* [THE PROBLEM]
Omit the images, then output each of the records below exactly.
━━━━━ THE DATA
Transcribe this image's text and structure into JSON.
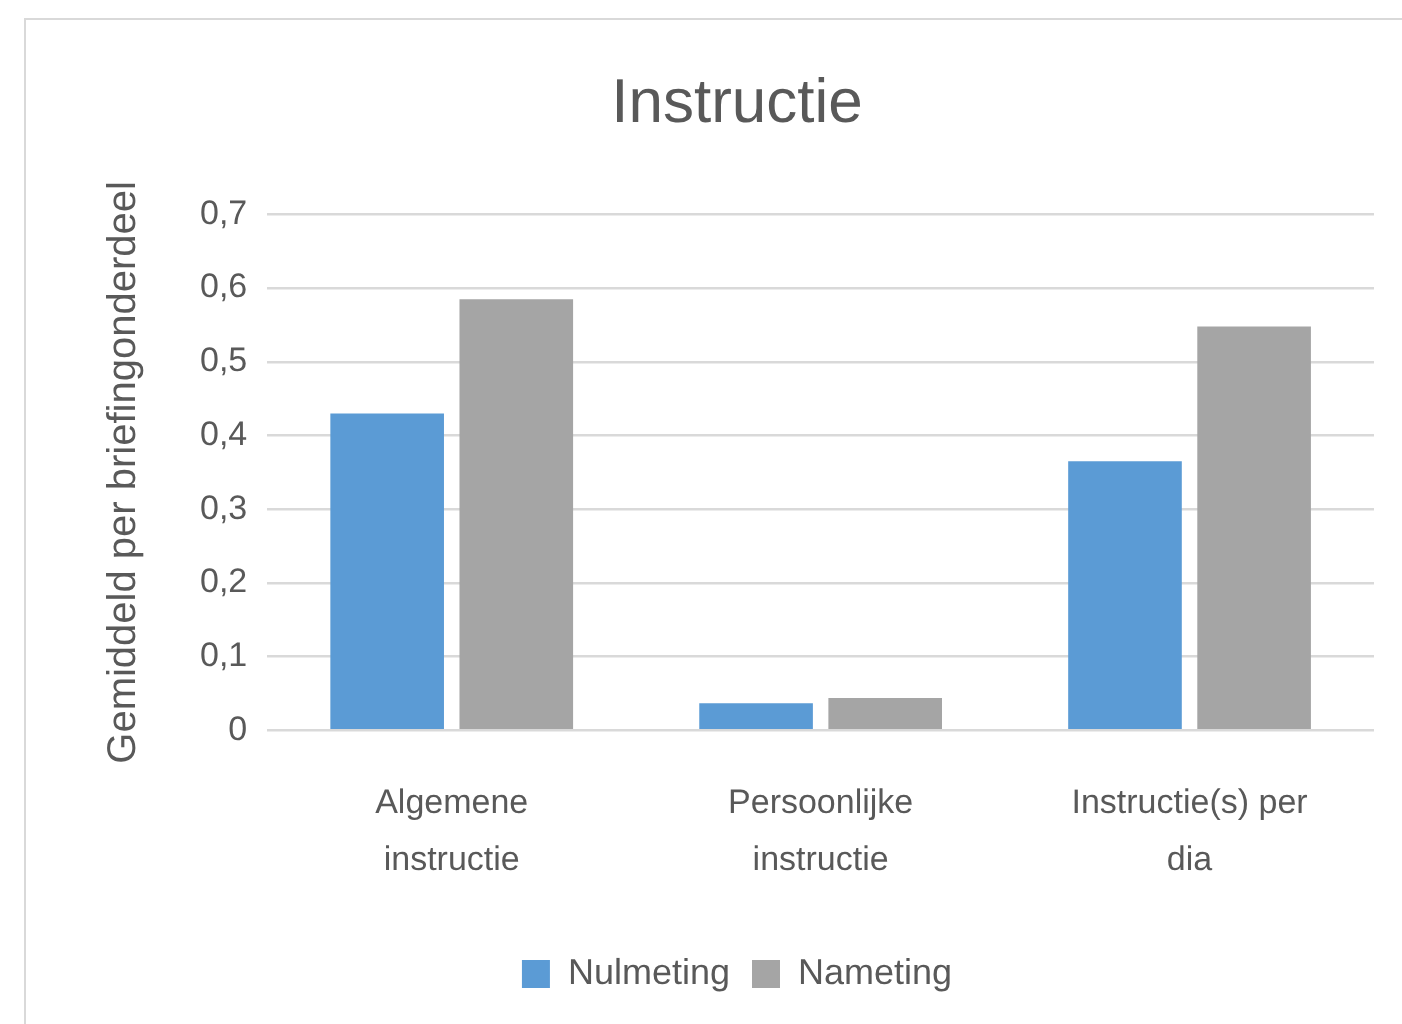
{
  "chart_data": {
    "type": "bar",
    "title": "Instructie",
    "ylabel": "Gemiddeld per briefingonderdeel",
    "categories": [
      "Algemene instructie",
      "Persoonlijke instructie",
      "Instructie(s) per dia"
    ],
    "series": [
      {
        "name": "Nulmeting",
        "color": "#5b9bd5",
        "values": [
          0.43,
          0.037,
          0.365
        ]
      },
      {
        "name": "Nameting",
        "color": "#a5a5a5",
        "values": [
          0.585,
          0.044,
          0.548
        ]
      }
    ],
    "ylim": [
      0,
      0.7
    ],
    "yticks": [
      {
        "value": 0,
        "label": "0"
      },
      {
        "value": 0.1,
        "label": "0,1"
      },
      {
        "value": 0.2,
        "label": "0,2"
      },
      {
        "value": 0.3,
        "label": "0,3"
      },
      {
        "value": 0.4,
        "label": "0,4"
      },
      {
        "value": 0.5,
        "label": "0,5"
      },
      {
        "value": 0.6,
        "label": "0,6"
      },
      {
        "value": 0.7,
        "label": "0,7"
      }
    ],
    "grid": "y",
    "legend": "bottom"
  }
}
━━━━━━━━━━
* [RESULT OF THE TASK]
Transcribe this image's text and structure into JSON.
{
  "chart_data": {
    "type": "bar",
    "title": "Instructie",
    "ylabel": "Gemiddeld per briefingonderdeel",
    "categories": [
      "Algemene instructie",
      "Persoonlijke instructie",
      "Instructie(s) per dia"
    ],
    "series": [
      {
        "name": "Nulmeting",
        "color": "#5b9bd5",
        "values": [
          0.43,
          0.037,
          0.365
        ]
      },
      {
        "name": "Nameting",
        "color": "#a5a5a5",
        "values": [
          0.585,
          0.044,
          0.548
        ]
      }
    ],
    "ylim": [
      0,
      0.7
    ],
    "yticks": [
      {
        "value": 0,
        "label": "0"
      },
      {
        "value": 0.1,
        "label": "0,1"
      },
      {
        "value": 0.2,
        "label": "0,2"
      },
      {
        "value": 0.3,
        "label": "0,3"
      },
      {
        "value": 0.4,
        "label": "0,4"
      },
      {
        "value": 0.5,
        "label": "0,5"
      },
      {
        "value": 0.6,
        "label": "0,6"
      },
      {
        "value": 0.7,
        "label": "0,7"
      }
    ],
    "grid": "y",
    "legend": "bottom"
  }
}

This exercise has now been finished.